- _Stated task_:
Locate the lines of the listing below that hold "object", then copy each of them.

════════

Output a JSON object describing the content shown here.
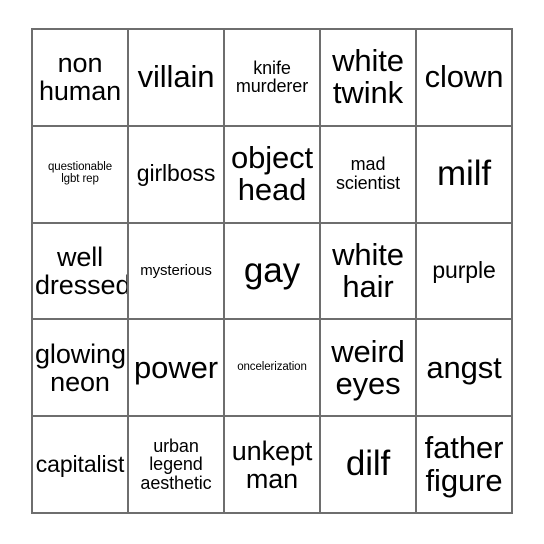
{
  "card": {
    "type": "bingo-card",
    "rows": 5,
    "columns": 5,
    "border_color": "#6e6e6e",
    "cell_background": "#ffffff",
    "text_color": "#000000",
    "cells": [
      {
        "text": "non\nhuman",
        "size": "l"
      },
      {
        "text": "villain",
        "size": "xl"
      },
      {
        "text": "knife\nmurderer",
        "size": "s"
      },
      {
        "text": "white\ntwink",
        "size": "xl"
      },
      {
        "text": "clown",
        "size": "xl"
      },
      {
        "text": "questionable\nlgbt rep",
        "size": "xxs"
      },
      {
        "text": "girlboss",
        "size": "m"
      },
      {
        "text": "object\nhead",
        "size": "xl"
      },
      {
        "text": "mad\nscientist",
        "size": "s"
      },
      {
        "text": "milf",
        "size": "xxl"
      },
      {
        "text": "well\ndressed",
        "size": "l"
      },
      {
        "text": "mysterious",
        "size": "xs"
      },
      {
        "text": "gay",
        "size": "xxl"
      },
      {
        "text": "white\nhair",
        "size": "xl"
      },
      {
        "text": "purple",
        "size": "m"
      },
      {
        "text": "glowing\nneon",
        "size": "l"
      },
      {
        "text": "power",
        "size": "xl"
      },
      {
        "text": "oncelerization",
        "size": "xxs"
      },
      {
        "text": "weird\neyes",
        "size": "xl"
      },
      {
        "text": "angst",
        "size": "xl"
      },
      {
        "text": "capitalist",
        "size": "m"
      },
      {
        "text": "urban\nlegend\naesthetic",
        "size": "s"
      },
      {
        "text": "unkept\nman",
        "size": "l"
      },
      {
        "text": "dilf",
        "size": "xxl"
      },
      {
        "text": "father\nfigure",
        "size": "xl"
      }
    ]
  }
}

════════

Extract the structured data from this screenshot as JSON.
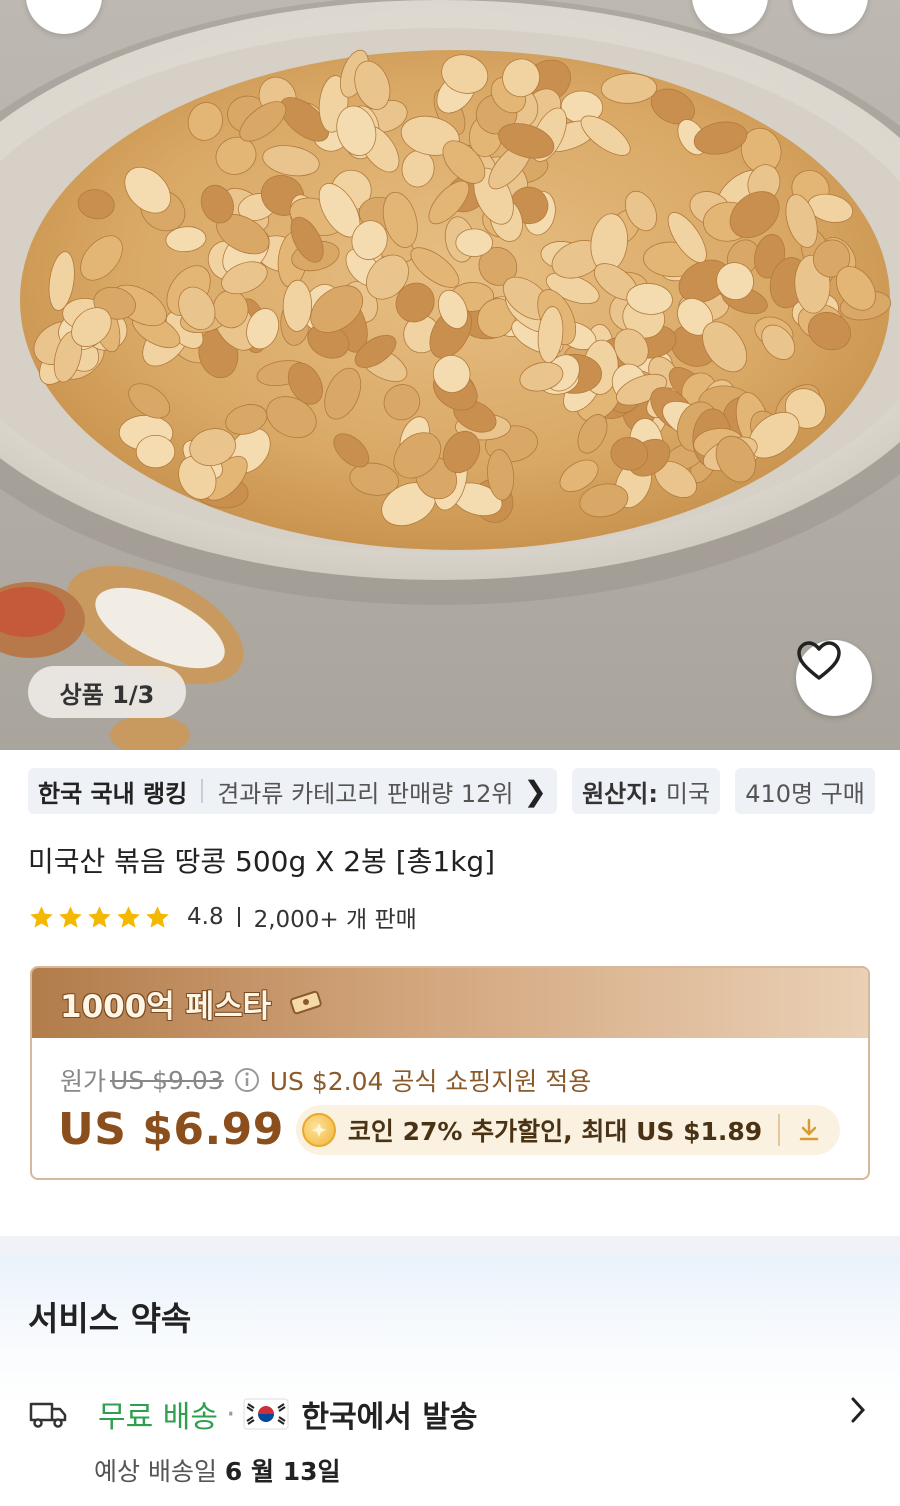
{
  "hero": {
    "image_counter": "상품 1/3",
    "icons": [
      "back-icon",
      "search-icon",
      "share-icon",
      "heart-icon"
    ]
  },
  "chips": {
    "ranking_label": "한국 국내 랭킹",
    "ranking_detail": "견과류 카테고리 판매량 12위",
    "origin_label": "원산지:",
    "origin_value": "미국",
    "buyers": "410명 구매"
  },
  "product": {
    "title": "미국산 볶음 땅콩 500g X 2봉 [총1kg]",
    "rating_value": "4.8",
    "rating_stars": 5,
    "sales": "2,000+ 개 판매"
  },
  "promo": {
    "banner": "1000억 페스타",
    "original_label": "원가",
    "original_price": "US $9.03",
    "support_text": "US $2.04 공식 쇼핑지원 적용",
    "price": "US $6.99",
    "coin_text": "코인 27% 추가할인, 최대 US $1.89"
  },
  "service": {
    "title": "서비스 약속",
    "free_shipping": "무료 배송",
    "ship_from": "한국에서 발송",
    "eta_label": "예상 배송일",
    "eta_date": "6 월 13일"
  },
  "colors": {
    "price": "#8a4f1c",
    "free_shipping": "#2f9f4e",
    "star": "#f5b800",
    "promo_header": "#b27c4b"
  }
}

════════

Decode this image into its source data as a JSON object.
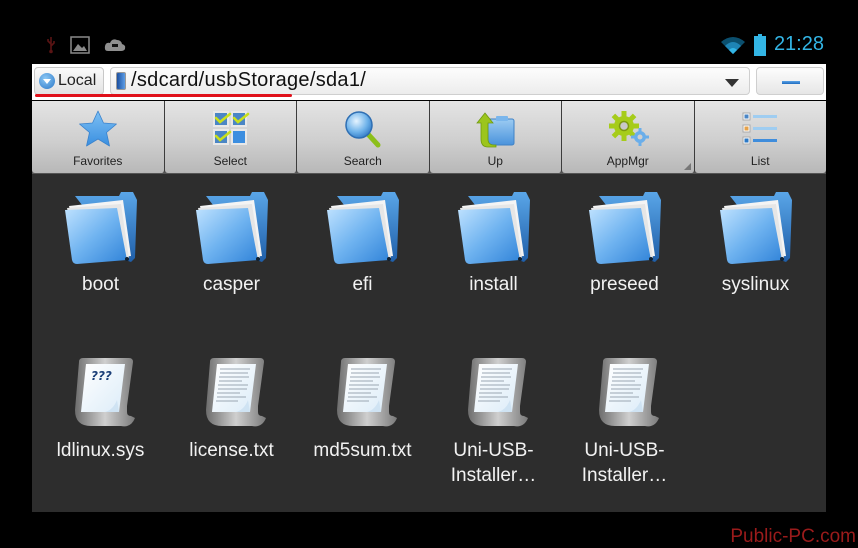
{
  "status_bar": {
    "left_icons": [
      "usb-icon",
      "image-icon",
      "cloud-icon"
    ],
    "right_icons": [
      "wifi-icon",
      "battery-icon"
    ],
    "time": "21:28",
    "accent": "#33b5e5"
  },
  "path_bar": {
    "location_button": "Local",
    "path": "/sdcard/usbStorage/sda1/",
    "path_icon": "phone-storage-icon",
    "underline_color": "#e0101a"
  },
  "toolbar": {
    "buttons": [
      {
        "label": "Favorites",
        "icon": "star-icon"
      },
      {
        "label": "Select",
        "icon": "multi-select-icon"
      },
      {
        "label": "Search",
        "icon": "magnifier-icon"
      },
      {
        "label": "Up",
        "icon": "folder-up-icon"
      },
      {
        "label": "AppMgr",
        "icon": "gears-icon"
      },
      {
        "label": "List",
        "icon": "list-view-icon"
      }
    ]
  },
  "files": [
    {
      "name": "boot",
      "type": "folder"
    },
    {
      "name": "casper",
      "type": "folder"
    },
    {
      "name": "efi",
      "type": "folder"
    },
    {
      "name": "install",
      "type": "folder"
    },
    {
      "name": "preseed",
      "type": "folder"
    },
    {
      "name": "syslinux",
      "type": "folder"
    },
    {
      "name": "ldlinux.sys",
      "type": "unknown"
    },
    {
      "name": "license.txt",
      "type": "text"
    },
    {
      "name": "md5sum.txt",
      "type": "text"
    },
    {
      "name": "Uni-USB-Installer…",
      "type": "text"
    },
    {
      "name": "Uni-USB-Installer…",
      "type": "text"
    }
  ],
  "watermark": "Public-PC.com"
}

════════

- _Result below_:
Output a JSON object describing the content shown here.
        "text": "object\nhead",
Decode this image into its source data as a JSON object.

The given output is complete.